▶ The exercise:
The entries below should be transcribed in their entirety, exactly as written.

▶ Data provided:

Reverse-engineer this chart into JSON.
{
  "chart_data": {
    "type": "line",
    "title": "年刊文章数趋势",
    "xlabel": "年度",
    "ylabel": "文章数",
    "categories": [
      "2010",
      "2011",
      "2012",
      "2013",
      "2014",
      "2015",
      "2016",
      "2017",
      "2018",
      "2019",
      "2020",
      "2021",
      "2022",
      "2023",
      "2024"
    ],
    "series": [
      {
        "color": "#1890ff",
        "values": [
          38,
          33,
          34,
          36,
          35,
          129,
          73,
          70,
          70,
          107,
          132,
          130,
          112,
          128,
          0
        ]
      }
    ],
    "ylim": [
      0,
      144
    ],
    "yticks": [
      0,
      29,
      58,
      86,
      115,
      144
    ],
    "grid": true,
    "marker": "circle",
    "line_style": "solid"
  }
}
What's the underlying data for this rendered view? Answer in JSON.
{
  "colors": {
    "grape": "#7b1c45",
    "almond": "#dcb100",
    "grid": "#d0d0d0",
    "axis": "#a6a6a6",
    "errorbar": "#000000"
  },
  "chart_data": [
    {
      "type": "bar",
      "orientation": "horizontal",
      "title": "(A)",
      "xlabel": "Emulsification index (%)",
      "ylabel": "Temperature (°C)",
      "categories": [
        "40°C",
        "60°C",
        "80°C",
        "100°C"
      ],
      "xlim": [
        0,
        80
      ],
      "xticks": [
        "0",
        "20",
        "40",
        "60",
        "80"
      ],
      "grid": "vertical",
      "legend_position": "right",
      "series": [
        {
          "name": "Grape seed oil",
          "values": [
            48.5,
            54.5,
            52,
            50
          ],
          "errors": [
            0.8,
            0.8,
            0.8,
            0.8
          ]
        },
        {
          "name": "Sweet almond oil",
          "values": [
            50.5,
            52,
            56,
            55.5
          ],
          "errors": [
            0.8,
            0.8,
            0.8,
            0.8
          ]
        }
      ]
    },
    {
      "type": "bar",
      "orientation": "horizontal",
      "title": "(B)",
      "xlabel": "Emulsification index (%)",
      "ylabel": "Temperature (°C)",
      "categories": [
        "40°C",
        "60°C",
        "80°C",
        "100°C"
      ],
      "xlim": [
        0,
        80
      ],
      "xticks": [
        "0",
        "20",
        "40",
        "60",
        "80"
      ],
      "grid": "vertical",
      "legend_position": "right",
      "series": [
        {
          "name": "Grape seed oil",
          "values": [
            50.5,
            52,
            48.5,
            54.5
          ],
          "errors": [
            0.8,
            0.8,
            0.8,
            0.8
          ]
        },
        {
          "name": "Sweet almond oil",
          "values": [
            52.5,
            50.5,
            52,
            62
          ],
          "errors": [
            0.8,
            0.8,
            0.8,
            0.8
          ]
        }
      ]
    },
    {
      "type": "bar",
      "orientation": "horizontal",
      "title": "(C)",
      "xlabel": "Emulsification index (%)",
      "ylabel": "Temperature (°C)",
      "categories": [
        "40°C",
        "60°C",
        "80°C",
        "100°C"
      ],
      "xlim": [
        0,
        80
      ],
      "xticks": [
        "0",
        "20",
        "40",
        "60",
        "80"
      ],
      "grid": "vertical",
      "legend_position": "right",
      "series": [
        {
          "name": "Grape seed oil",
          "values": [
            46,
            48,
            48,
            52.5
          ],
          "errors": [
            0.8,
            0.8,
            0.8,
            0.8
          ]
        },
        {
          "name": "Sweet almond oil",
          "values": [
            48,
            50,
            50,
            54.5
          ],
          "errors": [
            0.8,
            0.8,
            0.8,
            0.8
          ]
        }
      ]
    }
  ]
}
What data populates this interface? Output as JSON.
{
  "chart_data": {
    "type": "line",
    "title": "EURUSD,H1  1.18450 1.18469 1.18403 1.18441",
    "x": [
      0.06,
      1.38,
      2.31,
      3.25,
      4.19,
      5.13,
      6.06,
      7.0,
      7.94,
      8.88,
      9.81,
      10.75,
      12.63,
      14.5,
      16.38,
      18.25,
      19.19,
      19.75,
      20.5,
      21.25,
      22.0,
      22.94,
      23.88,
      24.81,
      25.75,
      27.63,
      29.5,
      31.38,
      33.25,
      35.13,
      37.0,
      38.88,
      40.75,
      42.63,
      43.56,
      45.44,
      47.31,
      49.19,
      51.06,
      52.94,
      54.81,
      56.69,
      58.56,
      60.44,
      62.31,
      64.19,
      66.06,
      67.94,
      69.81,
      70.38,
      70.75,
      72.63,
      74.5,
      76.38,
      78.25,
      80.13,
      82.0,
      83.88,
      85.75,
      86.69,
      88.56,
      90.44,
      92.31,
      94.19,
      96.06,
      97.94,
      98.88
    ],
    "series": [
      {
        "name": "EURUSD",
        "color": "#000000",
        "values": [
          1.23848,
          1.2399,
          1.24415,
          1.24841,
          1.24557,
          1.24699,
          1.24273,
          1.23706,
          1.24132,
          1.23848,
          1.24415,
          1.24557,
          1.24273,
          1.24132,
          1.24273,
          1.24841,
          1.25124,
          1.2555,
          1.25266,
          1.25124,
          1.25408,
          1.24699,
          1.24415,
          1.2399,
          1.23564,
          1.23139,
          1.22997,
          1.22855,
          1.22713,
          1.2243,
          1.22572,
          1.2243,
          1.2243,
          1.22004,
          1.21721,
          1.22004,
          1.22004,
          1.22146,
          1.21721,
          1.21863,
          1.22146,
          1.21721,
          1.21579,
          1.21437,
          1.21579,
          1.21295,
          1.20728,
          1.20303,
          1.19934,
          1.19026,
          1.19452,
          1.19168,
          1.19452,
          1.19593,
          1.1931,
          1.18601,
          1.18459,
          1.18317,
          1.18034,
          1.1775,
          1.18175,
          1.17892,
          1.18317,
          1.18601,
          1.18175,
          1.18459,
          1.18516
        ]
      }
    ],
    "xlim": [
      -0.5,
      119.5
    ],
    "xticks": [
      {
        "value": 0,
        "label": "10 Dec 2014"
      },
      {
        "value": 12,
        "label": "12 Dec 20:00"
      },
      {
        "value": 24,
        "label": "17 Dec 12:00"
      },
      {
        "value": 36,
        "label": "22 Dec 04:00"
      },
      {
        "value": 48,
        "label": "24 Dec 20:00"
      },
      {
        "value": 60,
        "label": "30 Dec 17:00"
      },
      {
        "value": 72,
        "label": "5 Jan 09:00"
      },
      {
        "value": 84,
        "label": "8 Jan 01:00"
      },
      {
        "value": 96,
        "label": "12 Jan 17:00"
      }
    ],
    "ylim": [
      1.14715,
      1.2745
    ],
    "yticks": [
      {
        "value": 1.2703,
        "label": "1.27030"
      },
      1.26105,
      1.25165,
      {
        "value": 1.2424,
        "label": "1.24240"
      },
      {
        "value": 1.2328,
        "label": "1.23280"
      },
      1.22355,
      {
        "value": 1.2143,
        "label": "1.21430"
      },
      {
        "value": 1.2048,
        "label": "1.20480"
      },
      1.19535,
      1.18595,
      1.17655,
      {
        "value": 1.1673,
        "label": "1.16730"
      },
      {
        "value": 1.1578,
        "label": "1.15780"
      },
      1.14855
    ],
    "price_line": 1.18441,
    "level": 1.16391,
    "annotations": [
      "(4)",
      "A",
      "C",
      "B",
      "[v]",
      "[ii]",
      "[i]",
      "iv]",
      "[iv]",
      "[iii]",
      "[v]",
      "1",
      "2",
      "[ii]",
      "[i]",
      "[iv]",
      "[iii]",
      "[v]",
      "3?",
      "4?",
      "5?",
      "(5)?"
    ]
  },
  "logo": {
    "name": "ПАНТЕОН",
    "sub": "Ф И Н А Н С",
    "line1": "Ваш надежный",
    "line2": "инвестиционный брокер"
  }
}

▶ The reply:
Reverse-engineer this chart into JSON.
{
  "chart_data": {
    "type": "line",
    "title": "年刊文章数趋势",
    "xlabel": "年度",
    "ylabel": "文章数",
    "categories": [
      "2010",
      "2011",
      "2012",
      "2013",
      "2014",
      "2015",
      "2016",
      "2017",
      "2018",
      "2019",
      "2020",
      "2021",
      "2022",
      "2023",
      "2024"
    ],
    "series": [
      {
        "color": "#1890ff",
        "values": [
          38,
          33,
          34,
          36,
          35,
          129,
          73,
          70,
          70,
          107,
          132,
          130,
          112,
          128,
          0
        ]
      }
    ],
    "ylim": [
      0,
      144
    ],
    "yticks": [
      0,
      29,
      58,
      86,
      115,
      144
    ],
    "grid": true,
    "marker": "circle",
    "line_style": "solid"
  }
}
What's the underlying data for this rendered view? Answer in JSON.
{
  "colors": {
    "grape": "#7b1c45",
    "almond": "#dcb100",
    "grid": "#d0d0d0",
    "axis": "#a6a6a6",
    "errorbar": "#000000"
  },
  "chart_data": [
    {
      "type": "bar",
      "orientation": "horizontal",
      "title": "(A)",
      "xlabel": "Emulsification index (%)",
      "ylabel": "Temperature (°C)",
      "categories": [
        "40°C",
        "60°C",
        "80°C",
        "100°C"
      ],
      "xlim": [
        0,
        80
      ],
      "xticks": [
        "0",
        "20",
        "40",
        "60",
        "80"
      ],
      "grid": "vertical",
      "legend_position": "right",
      "series": [
        {
          "name": "Grape seed oil",
          "values": [
            48.5,
            54.5,
            52,
            50
          ],
          "errors": [
            0.8,
            0.8,
            0.8,
            0.8
          ]
        },
        {
          "name": "Sweet almond oil",
          "values": [
            50.5,
            52,
            56,
            55.5
          ],
          "errors": [
            0.8,
            0.8,
            0.8,
            0.8
          ]
        }
      ]
    },
    {
      "type": "bar",
      "orientation": "horizontal",
      "title": "(B)",
      "xlabel": "Emulsification index (%)",
      "ylabel": "Temperature (°C)",
      "categories": [
        "40°C",
        "60°C",
        "80°C",
        "100°C"
      ],
      "xlim": [
        0,
        80
      ],
      "xticks": [
        "0",
        "20",
        "40",
        "60",
        "80"
      ],
      "grid": "vertical",
      "legend_position": "right",
      "series": [
        {
          "name": "Grape seed oil",
          "values": [
            50.5,
            52,
            48.5,
            54.5
          ],
          "errors": [
            0.8,
            0.8,
            0.8,
            0.8
          ]
        },
        {
          "name": "Sweet almond oil",
          "values": [
            52.5,
            50.5,
            52,
            62
          ],
          "errors": [
            0.8,
            0.8,
            0.8,
            0.8
          ]
        }
      ]
    },
    {
      "type": "bar",
      "orientation": "horizontal",
      "title": "(C)",
      "xlabel": "Emulsification index (%)",
      "ylabel": "Temperature (°C)",
      "categories": [
        "40°C",
        "60°C",
        "80°C",
        "100°C"
      ],
      "xlim": [
        0,
        80
      ],
      "xticks": [
        "0",
        "20",
        "40",
        "60",
        "80"
      ],
      "grid": "vertical",
      "legend_position": "right",
      "series": [
        {
          "name": "Grape seed oil",
          "values": [
            46,
            48,
            48,
            52.5
          ],
          "errors": [
            0.8,
            0.8,
            0.8,
            0.8
          ]
        },
        {
          "name": "Sweet almond oil",
          "values": [
            48,
            50,
            50,
            54.5
          ],
          "errors": [
            0.8,
            0.8,
            0.8,
            0.8
          ]
        }
      ]
    }
  ]
}
What data populates this interface? Output as JSON.
{
  "chart_data": {
    "type": "line",
    "title": "EURUSD,H1  1.18450 1.18469 1.18403 1.18441",
    "x": [
      0.06,
      1.38,
      2.31,
      3.25,
      4.19,
      5.13,
      6.06,
      7.0,
      7.94,
      8.88,
      9.81,
      10.75,
      12.63,
      14.5,
      16.38,
      18.25,
      19.19,
      19.75,
      20.5,
      21.25,
      22.0,
      22.94,
      23.88,
      24.81,
      25.75,
      27.63,
      29.5,
      31.38,
      33.25,
      35.13,
      37.0,
      38.88,
      40.75,
      42.63,
      43.56,
      45.44,
      47.31,
      49.19,
      51.06,
      52.94,
      54.81,
      56.69,
      58.56,
      60.44,
      62.31,
      64.19,
      66.06,
      67.94,
      69.81,
      70.38,
      70.75,
      72.63,
      74.5,
      76.38,
      78.25,
      80.13,
      82.0,
      83.88,
      85.75,
      86.69,
      88.56,
      90.44,
      92.31,
      94.19,
      96.06,
      97.94,
      98.88
    ],
    "series": [
      {
        "name": "EURUSD",
        "color": "#000000",
        "values": [
          1.23848,
          1.2399,
          1.24415,
          1.24841,
          1.24557,
          1.24699,
          1.24273,
          1.23706,
          1.24132,
          1.23848,
          1.24415,
          1.24557,
          1.24273,
          1.24132,
          1.24273,
          1.24841,
          1.25124,
          1.2555,
          1.25266,
          1.25124,
          1.25408,
          1.24699,
          1.24415,
          1.2399,
          1.23564,
          1.23139,
          1.22997,
          1.22855,
          1.22713,
          1.2243,
          1.22572,
          1.2243,
          1.2243,
          1.22004,
          1.21721,
          1.22004,
          1.22004,
          1.22146,
          1.21721,
          1.21863,
          1.22146,
          1.21721,
          1.21579,
          1.21437,
          1.21579,
          1.21295,
          1.20728,
          1.20303,
          1.19934,
          1.19026,
          1.19452,
          1.19168,
          1.19452,
          1.19593,
          1.1931,
          1.18601,
          1.18459,
          1.18317,
          1.18034,
          1.1775,
          1.18175,
          1.17892,
          1.18317,
          1.18601,
          1.18175,
          1.18459,
          1.18516
        ]
      }
    ],
    "xlim": [
      -0.5,
      119.5
    ],
    "xticks": [
      {
        "value": 0,
        "label": "10 Dec 2014"
      },
      {
        "value": 12,
        "label": "12 Dec 20:00"
      },
      {
        "value": 24,
        "label": "17 Dec 12:00"
      },
      {
        "value": 36,
        "label": "22 Dec 04:00"
      },
      {
        "value": 48,
        "label": "24 Dec 20:00"
      },
      {
        "value": 60,
        "label": "30 Dec 17:00"
      },
      {
        "value": 72,
        "label": "5 Jan 09:00"
      },
      {
        "value": 84,
        "label": "8 Jan 01:00"
      },
      {
        "value": 96,
        "label": "12 Jan 17:00"
      }
    ],
    "ylim": [
      1.14715,
      1.2745
    ],
    "yticks": [
      {
        "value": 1.2703,
        "label": "1.27030"
      },
      1.26105,
      1.25165,
      {
        "value": 1.2424,
        "label": "1.24240"
      },
      {
        "value": 1.2328,
        "label": "1.23280"
      },
      1.22355,
      {
        "value": 1.2143,
        "label": "1.21430"
      },
      {
        "value": 1.2048,
        "label": "1.20480"
      },
      1.19535,
      1.18595,
      1.17655,
      {
        "value": 1.1673,
        "label": "1.16730"
      },
      {
        "value": 1.1578,
        "label": "1.15780"
      },
      1.14855
    ],
    "price_line": 1.18441,
    "level": 1.16391,
    "annotations": [
      "(4)",
      "A",
      "C",
      "B",
      "[v]",
      "[ii]",
      "[i]",
      "iv]",
      "[iv]",
      "[iii]",
      "[v]",
      "1",
      "2",
      "[ii]",
      "[i]",
      "[iv]",
      "[iii]",
      "[v]",
      "3?",
      "4?",
      "5?",
      "(5)?"
    ]
  },
  "logo": {
    "name": "ПАНТЕОН",
    "sub": "Ф И Н А Н С",
    "line1": "Ваш надежный",
    "line2": "инвестиционный брокер"
  }
}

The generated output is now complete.